→ Records for the exercise:
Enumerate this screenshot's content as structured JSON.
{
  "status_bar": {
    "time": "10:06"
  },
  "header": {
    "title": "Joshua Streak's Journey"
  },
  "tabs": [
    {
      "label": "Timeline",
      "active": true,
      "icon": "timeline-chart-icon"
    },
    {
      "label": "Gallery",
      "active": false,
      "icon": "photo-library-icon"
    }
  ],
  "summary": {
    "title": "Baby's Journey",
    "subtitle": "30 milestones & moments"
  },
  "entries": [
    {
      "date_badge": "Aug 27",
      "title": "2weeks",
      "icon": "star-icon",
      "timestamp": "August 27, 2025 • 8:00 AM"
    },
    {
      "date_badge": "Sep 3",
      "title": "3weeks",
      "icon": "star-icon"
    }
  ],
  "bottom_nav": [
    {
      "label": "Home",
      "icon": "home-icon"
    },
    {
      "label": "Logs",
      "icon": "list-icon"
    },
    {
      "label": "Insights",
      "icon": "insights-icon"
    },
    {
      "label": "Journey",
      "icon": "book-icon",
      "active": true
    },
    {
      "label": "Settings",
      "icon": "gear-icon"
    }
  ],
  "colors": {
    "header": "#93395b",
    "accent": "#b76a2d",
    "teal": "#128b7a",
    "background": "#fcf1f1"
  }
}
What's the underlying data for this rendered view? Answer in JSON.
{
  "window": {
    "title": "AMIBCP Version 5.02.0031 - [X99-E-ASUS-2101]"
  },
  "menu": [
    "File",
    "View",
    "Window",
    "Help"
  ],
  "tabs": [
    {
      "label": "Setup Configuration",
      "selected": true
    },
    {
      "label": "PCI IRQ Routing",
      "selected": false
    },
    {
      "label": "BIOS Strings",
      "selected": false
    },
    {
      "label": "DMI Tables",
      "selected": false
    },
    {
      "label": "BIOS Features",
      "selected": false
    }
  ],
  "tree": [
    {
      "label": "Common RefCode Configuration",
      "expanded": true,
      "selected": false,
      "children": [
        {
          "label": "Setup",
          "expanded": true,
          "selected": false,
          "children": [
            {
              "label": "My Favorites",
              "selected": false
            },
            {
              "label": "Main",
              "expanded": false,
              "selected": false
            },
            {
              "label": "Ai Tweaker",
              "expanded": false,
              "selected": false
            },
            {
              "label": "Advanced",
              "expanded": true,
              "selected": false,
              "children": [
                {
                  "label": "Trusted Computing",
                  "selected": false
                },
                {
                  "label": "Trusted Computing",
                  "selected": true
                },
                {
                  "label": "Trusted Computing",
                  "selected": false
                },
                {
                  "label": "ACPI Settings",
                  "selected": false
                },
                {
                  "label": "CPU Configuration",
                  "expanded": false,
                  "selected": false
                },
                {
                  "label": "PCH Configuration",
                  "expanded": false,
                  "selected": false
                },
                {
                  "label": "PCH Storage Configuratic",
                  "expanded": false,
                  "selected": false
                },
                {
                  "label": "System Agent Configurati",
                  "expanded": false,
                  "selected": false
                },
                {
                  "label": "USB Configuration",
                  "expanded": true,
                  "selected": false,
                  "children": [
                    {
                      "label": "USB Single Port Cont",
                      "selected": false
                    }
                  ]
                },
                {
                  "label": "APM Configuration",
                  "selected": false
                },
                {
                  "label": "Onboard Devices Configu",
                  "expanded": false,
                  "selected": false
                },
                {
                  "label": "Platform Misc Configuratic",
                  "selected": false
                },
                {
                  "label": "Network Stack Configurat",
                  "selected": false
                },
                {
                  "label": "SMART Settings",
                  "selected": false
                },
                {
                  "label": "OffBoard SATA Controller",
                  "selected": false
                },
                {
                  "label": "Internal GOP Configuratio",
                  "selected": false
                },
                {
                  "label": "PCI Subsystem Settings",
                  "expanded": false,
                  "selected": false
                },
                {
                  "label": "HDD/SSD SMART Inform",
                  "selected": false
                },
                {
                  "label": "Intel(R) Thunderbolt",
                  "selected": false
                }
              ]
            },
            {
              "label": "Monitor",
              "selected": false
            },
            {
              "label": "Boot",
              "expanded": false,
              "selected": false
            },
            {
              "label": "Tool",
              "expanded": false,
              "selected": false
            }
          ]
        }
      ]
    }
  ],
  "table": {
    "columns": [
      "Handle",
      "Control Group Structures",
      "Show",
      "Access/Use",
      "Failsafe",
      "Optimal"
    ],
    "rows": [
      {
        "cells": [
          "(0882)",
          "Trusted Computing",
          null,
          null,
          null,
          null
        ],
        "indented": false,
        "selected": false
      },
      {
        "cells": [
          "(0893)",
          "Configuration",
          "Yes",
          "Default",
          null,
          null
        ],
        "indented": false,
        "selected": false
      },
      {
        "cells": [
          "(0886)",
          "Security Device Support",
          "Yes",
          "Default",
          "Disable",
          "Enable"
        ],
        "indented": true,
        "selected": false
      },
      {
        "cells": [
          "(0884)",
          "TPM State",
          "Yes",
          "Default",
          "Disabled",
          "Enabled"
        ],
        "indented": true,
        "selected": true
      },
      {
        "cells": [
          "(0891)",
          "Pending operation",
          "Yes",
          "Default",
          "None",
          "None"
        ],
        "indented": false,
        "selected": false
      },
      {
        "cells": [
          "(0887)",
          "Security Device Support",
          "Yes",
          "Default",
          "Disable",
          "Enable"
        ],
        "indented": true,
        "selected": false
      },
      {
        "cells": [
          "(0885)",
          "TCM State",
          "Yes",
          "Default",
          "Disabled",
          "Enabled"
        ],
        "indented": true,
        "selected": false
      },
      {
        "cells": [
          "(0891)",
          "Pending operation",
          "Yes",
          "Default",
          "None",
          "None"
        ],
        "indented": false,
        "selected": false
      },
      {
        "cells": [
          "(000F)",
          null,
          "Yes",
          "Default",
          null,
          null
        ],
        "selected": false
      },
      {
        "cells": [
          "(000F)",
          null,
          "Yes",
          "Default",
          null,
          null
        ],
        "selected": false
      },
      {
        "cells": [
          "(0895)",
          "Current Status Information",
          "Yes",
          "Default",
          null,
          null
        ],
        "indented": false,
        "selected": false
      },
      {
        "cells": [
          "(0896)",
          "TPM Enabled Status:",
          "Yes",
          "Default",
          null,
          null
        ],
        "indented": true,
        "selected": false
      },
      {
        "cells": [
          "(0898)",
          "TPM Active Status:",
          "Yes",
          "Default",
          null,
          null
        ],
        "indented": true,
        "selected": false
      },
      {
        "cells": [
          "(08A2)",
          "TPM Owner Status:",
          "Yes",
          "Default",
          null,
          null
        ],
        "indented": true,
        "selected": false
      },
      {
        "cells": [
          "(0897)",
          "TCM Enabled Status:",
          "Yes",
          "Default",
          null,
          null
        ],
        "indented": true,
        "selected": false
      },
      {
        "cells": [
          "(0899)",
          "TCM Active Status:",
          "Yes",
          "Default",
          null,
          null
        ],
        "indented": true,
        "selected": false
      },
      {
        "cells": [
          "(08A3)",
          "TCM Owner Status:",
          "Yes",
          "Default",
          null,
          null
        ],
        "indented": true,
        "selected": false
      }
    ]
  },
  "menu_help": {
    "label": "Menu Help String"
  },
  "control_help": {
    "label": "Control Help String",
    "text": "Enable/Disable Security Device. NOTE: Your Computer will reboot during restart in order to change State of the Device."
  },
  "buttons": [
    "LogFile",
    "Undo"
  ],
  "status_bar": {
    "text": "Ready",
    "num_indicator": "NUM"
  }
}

→ Objective:
Return the entries in full, keeping every line exactly as it is.

→ Task solution:
Enumerate this screenshot's content as structured JSON.
{
  "status_bar": {
    "time": "10:06"
  },
  "header": {
    "title": "Joshua Streak's Journey"
  },
  "tabs": [
    {
      "label": "Timeline",
      "active": true,
      "icon": "timeline-chart-icon"
    },
    {
      "label": "Gallery",
      "active": false,
      "icon": "photo-library-icon"
    }
  ],
  "summary": {
    "title": "Baby's Journey",
    "subtitle": "30 milestones & moments"
  },
  "entries": [
    {
      "date_badge": "Aug 27",
      "title": "2weeks",
      "icon": "star-icon",
      "timestamp": "August 27, 2025 • 8:00 AM"
    },
    {
      "date_badge": "Sep 3",
      "title": "3weeks",
      "icon": "star-icon"
    }
  ],
  "bottom_nav": [
    {
      "label": "Home",
      "icon": "home-icon"
    },
    {
      "label": "Logs",
      "icon": "list-icon"
    },
    {
      "label": "Insights",
      "icon": "insights-icon"
    },
    {
      "label": "Journey",
      "icon": "book-icon",
      "active": true
    },
    {
      "label": "Settings",
      "icon": "gear-icon"
    }
  ],
  "colors": {
    "header": "#93395b",
    "accent": "#b76a2d",
    "teal": "#128b7a",
    "background": "#fcf1f1"
  }
}
What's the underlying data for this rendered view? Answer in JSON.
{
  "window": {
    "title": "AMIBCP Version 5.02.0031 - [X99-E-ASUS-2101]"
  },
  "menu": [
    "File",
    "View",
    "Window",
    "Help"
  ],
  "tabs": [
    {
      "label": "Setup Configuration",
      "selected": true
    },
    {
      "label": "PCI IRQ Routing",
      "selected": false
    },
    {
      "label": "BIOS Strings",
      "selected": false
    },
    {
      "label": "DMI Tables",
      "selected": false
    },
    {
      "label": "BIOS Features",
      "selected": false
    }
  ],
  "tree": [
    {
      "label": "Common RefCode Configuration",
      "expanded": true,
      "selected": false,
      "children": [
        {
          "label": "Setup",
          "expanded": true,
          "selected": false,
          "children": [
            {
              "label": "My Favorites",
              "selected": false
            },
            {
              "label": "Main",
              "expanded": false,
              "selected": false
            },
            {
              "label": "Ai Tweaker",
              "expanded": false,
              "selected": false
            },
            {
              "label": "Advanced",
              "expanded": true,
              "selected": false,
              "children": [
                {
                  "label": "Trusted Computing",
                  "selected": false
                },
                {
                  "label": "Trusted Computing",
                  "selected": true
                },
                {
                  "label": "Trusted Computing",
                  "selected": false
                },
                {
                  "label": "ACPI Settings",
                  "selected": false
                },
                {
                  "label": "CPU Configuration",
                  "expanded": false,
                  "selected": false
                },
                {
                  "label": "PCH Configuration",
                  "expanded": false,
                  "selected": false
                },
                {
                  "label": "PCH Storage Configuratic",
                  "expanded": false,
                  "selected": false
                },
                {
                  "label": "System Agent Configurati",
                  "expanded": false,
                  "selected": false
                },
                {
                  "label": "USB Configuration",
                  "expanded": true,
                  "selected": false,
                  "children": [
                    {
                      "label": "USB Single Port Cont",
                      "selected": false
                    }
                  ]
                },
                {
                  "label": "APM Configuration",
                  "selected": false
                },
                {
                  "label": "Onboard Devices Configu",
                  "expanded": false,
                  "selected": false
                },
                {
                  "label": "Platform Misc Configuratic",
                  "selected": false
                },
                {
                  "label": "Network Stack Configurat",
                  "selected": false
                },
                {
                  "label": "SMART Settings",
                  "selected": false
                },
                {
                  "label": "OffBoard SATA Controller",
                  "selected": false
                },
                {
                  "label": "Internal GOP Configuratio",
                  "selected": false
                },
                {
                  "label": "PCI Subsystem Settings",
                  "expanded": false,
                  "selected": false
                },
                {
                  "label": "HDD/SSD SMART Inform",
                  "selected": false
                },
                {
                  "label": "Intel(R) Thunderbolt",
                  "selected": false
                }
              ]
            },
            {
              "label": "Monitor",
              "selected": false
            },
            {
              "label": "Boot",
              "expanded": false,
              "selected": false
            },
            {
              "label": "Tool",
              "expanded": false,
              "selected": false
            }
          ]
        }
      ]
    }
  ],
  "table": {
    "columns": [
      "Handle",
      "Control Group Structures",
      "Show",
      "Access/Use",
      "Failsafe",
      "Optimal"
    ],
    "rows": [
      {
        "cells": [
          "(0882)",
          "Trusted Computing",
          null,
          null,
          null,
          null
        ],
        "indented": false,
        "selected": false
      },
      {
        "cells": [
          "(0893)",
          "Configuration",
          "Yes",
          "Default",
          null,
          null
        ],
        "indented": false,
        "selected": false
      },
      {
        "cells": [
          "(0886)",
          "Security Device Support",
          "Yes",
          "Default",
          "Disable",
          "Enable"
        ],
        "indented": true,
        "selected": false
      },
      {
        "cells": [
          "(0884)",
          "TPM State",
          "Yes",
          "Default",
          "Disabled",
          "Enabled"
        ],
        "indented": true,
        "selected": true
      },
      {
        "cells": [
          "(0891)",
          "Pending operation",
          "Yes",
          "Default",
          "None",
          "None"
        ],
        "indented": false,
        "selected": false
      },
      {
        "cells": [
          "(0887)",
          "Security Device Support",
          "Yes",
          "Default",
          "Disable",
          "Enable"
        ],
        "indented": true,
        "selected": false
      },
      {
        "cells": [
          "(0885)",
          "TCM State",
          "Yes",
          "Default",
          "Disabled",
          "Enabled"
        ],
        "indented": true,
        "selected": false
      },
      {
        "cells": [
          "(0891)",
          "Pending operation",
          "Yes",
          "Default",
          "None",
          "None"
        ],
        "indented": false,
        "selected": false
      },
      {
        "cells": [
          "(000F)",
          null,
          "Yes",
          "Default",
          null,
          null
        ],
        "selected": false
      },
      {
        "cells": [
          "(000F)",
          null,
          "Yes",
          "Default",
          null,
          null
        ],
        "selected": false
      },
      {
        "cells": [
          "(0895)",
          "Current Status Information",
          "Yes",
          "Default",
          null,
          null
        ],
        "indented": false,
        "selected": false
      },
      {
        "cells": [
          "(0896)",
          "TPM Enabled Status:",
          "Yes",
          "Default",
          null,
          null
        ],
        "indented": true,
        "selected": false
      },
      {
        "cells": [
          "(0898)",
          "TPM Active Status:",
          "Yes",
          "Default",
          null,
          null
        ],
        "indented": true,
        "selected": false
      },
      {
        "cells": [
          "(08A2)",
          "TPM Owner Status:",
          "Yes",
          "Default",
          null,
          null
        ],
        "indented": true,
        "selected": false
      },
      {
        "cells": [
          "(0897)",
          "TCM Enabled Status:",
          "Yes",
          "Default",
          null,
          null
        ],
        "indented": true,
        "selected": false
      },
      {
        "cells": [
          "(0899)",
          "TCM Active Status:",
          "Yes",
          "Default",
          null,
          null
        ],
        "indented": true,
        "selected": false
      },
      {
        "cells": [
          "(08A3)",
          "TCM Owner Status:",
          "Yes",
          "Default",
          null,
          null
        ],
        "indented": true,
        "selected": false
      }
    ]
  },
  "menu_help": {
    "label": "Menu Help String"
  },
  "control_help": {
    "label": "Control Help String",
    "text": "Enable/Disable Security Device. NOTE: Your Computer will reboot during restart in order to change State of the Device."
  },
  "buttons": [
    "LogFile",
    "Undo"
  ],
  "status_bar": {
    "text": "Ready",
    "num_indicator": "NUM"
  }
}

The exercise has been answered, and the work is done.